##### Given records

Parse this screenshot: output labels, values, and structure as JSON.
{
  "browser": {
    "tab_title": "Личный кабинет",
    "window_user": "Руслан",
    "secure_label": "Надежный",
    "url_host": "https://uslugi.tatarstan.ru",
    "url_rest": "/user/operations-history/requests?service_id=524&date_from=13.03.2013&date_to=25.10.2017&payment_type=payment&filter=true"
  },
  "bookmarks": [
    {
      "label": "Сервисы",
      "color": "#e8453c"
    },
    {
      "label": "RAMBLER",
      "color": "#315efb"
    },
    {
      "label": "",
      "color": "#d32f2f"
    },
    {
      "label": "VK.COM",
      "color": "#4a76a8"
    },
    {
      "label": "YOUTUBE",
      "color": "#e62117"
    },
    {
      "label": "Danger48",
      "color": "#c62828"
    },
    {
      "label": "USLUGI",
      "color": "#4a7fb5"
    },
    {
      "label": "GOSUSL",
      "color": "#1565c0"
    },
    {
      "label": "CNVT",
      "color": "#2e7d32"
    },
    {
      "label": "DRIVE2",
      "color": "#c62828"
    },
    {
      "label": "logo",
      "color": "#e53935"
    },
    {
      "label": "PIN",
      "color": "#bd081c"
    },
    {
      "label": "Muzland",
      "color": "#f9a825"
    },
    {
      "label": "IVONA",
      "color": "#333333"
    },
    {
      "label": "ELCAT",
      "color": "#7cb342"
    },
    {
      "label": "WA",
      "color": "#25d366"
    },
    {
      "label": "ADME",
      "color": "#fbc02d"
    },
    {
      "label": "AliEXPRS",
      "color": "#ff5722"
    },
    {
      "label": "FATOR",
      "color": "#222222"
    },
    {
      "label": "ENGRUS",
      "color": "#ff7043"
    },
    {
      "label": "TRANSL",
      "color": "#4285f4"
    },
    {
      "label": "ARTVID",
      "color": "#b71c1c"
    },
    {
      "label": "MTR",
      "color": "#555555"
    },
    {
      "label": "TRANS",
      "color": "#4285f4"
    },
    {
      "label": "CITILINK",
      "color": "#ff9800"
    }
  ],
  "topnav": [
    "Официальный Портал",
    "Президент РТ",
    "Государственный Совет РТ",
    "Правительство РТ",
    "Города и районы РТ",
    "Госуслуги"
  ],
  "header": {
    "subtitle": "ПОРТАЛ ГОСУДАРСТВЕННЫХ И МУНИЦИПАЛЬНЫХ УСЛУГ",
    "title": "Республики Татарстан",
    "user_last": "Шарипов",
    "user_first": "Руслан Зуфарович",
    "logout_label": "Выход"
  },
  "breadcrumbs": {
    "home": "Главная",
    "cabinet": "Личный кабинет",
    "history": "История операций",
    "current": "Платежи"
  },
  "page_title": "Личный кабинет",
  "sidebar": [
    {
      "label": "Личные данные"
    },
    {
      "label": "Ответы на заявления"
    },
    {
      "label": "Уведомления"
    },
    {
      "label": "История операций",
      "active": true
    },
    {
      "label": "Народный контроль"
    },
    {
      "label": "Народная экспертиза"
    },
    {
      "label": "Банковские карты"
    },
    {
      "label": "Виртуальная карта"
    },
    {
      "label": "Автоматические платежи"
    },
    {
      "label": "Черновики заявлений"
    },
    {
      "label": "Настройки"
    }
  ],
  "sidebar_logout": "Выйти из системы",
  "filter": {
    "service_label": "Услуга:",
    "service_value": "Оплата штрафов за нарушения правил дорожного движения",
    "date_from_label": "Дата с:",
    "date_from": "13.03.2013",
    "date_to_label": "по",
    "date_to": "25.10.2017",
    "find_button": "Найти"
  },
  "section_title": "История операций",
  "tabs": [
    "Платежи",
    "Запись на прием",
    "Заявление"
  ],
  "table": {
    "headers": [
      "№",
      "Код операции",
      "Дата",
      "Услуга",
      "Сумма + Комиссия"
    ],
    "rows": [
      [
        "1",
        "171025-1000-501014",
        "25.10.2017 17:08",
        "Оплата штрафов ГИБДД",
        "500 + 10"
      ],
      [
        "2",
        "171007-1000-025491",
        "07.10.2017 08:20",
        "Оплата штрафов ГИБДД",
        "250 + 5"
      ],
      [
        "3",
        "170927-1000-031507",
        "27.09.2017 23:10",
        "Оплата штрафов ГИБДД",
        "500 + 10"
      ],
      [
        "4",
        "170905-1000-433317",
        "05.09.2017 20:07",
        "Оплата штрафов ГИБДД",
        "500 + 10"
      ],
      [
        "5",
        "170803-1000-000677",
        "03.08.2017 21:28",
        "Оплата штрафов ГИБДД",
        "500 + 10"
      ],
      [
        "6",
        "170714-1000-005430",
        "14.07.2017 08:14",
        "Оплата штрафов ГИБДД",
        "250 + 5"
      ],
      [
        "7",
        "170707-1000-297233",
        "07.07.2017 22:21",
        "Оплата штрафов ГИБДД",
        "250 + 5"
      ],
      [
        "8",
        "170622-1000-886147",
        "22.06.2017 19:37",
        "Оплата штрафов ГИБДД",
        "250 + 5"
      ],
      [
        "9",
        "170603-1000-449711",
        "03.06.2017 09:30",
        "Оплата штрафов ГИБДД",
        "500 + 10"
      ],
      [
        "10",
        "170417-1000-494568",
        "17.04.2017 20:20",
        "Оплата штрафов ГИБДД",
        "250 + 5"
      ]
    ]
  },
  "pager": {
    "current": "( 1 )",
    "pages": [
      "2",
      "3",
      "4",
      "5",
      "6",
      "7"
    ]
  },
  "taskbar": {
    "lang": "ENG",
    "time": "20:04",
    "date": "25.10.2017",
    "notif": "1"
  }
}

##########

* Task statement *
Give a single number: the count of lines above that include the word "кабинет".

* Output of the task *
3